__DEINE ANWEISUNGEN__:
Bitte führe den Bericht über das 99-Stunden-Kartrennen in Jüterbog ab seinem letzten Satz weiter.

__TEXTAUSZUG__:

▶

21.-25.6.2011 – 99 h World Record Race

In Jüterbog fand in der KW 25 ein Kartrennen statt, mit dem der Veranstalter sich im Guinness-Rekordbuch verewigen wollte. Pierre hatte ein Team aus Kollegen und Freunden zusammengetrommelt und fuhr natürlich auch selber mit. Hier seine Zusammenfassung der 5 Tage:

Es ist ein bisschen schwierig eine Woche Rennen in ein paar Wörtern zusammen zu fassen aber ich werde mal probieren die wichtigen Etappen chronologisch und mit Stichwörtern zu beschreiben. Auf jeden Fall war es lang, hart, verrückt…aber schön!!

Sonntag: Anreise für alle, wir treffen uns Ende des Nachmittags um unseren Wohnwagen zu übernehmen und unseren Campingplatz zu organisieren. Im Gegensatz zum 77h Rennen vor 2 Jahren haben wir nicht die Wichtigkeit eines guten Betts unterschätzt und auf unsere Zelte verzichtet für etwas mehr Luxus.
Erste schlechte Nachricht, 2 von den 4 “Franzosen aus Frankreich” sind in Frankreich unabkömmlich (geschäftliche und traurige persönliche Gründe) und nur einer von den beiden wird erst spät in der Nacht von Montag auf Dienstag ankommen.

Montag: Eine letzte lange Nacht für alle, dann Papierabnahme, Festlegung der Team-Strategie / Turnorganisation, Einrichtung der Box, letzter Einkauf bevor alles beginnt. 18:00 Teamchef Besprechung und anschließend Kart Auslosung. Dann hat man 1h30 gehabt um das Kart vorzubereiten (technischer allgemeiner Check, Einstellung, Polsterung, Beklebung)

◀

__BEREITGESTELLTE DATEN__:
▶

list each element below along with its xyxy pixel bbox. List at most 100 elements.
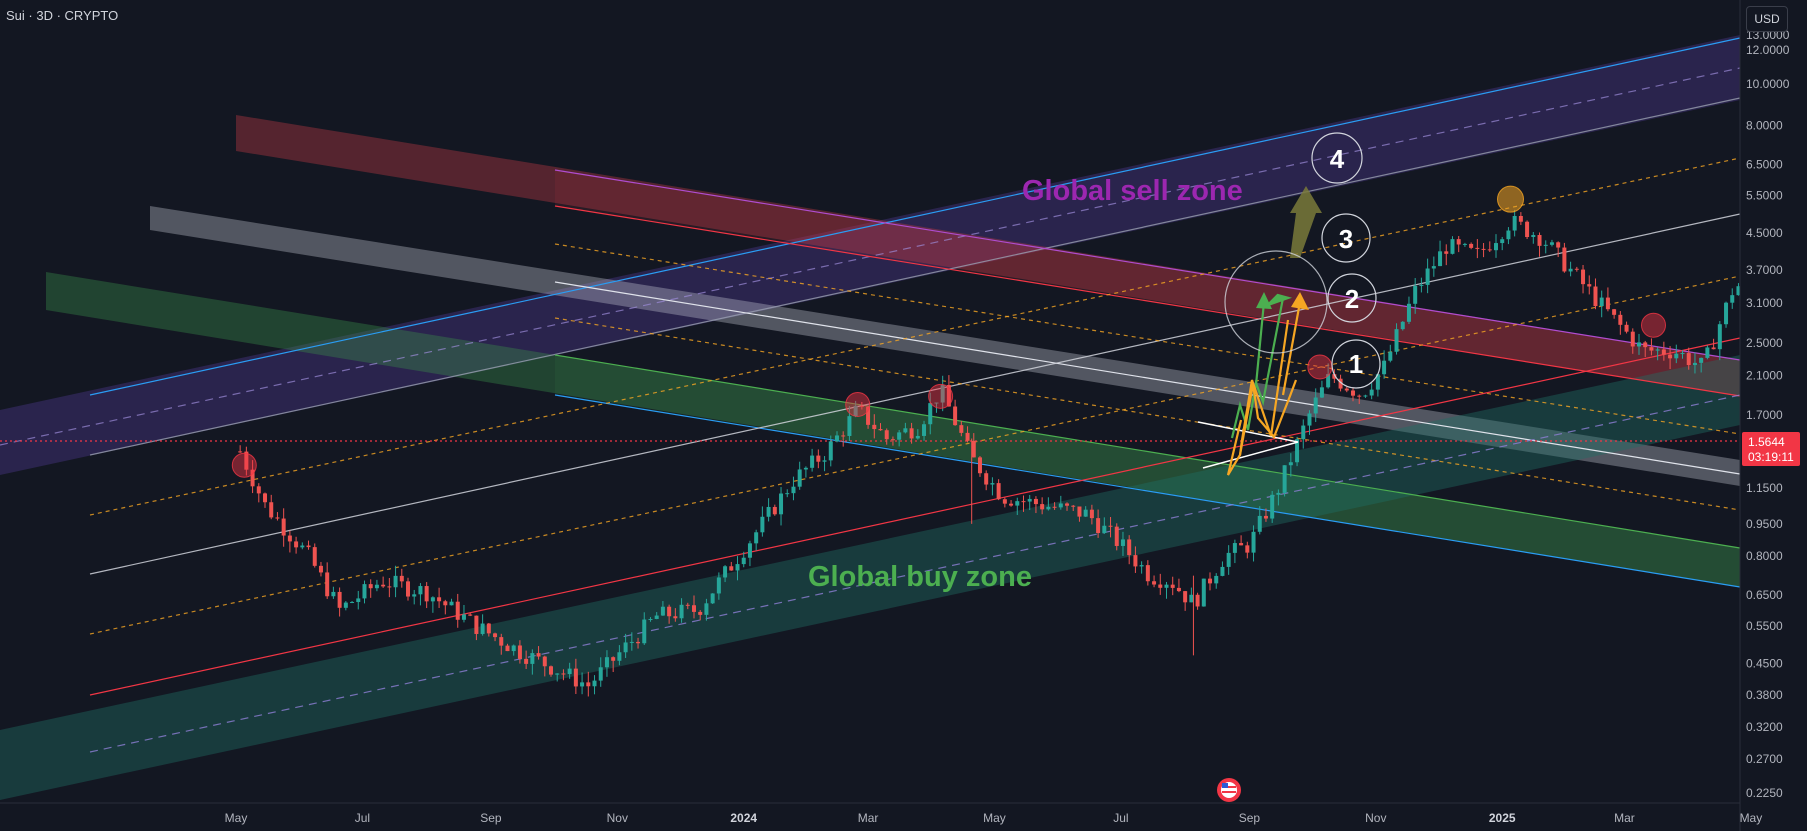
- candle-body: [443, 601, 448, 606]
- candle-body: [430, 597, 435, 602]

◀

__ANTWORT ZUR AUFGABE__:
20:00 Beginn des 3h Trainings mit Richtungswechsel zur Halbzeit und Start Simulation.
Während fast 1h30 haben wir den Motor und 2 Sets Reifen schonend eingefahren und dann endlich ein bisschen Gas gegeben. Aber die restliche Zeit war zu knapp für alle. Nicht schlimm, morgen geht es weiter mit einem 45min Training.

Dienstag:
10:00 Anfang des Trainings und bei dem 2. Fahrer nach 10min Probleme! Das Kart geht beim Beschleunigen aus.
Ab in die Werkstatt für eine Reinigung des Vergasers, der vom Dreck verstopft war…das Vertrauen des Teams in das Material baut auf einmal stark ab.
Nach der Reparatur ist leider das Training zu Ende…schade für die verlorene Übungszeit fürs Team.
13:00: 20min Quali aber max. 10 gezeitete Runden. Ich lege los und bin schnell an 2. Position in der Tabelle. Leider kommen die besseren Zeiten nach und nach und ich lande auf dem 8. Platz….dachten wir!
Wir hatten leider nicht verstanden, dass man nicht mehr als 10 Runden fahren durfte. Wegen meiner 11 Runden (1 mehr hatte ich zur Sicherheit gemacht) + 1 Runde zum Tanken, wurden meine 2 besten Zeiten gestrichen.
Somit landen wir für den Start auf dem 12. Platz.
Diesen übernehme ich auch und kann einige Plätze gut machen um am Ende meinen Turn auf dem 8. Platz zu beenden.
Dann fängt die erste Nacht an.

Mittwoch: früh morgens sind wir schon auf den 6. Platz, glaube ich, vorgerutscht.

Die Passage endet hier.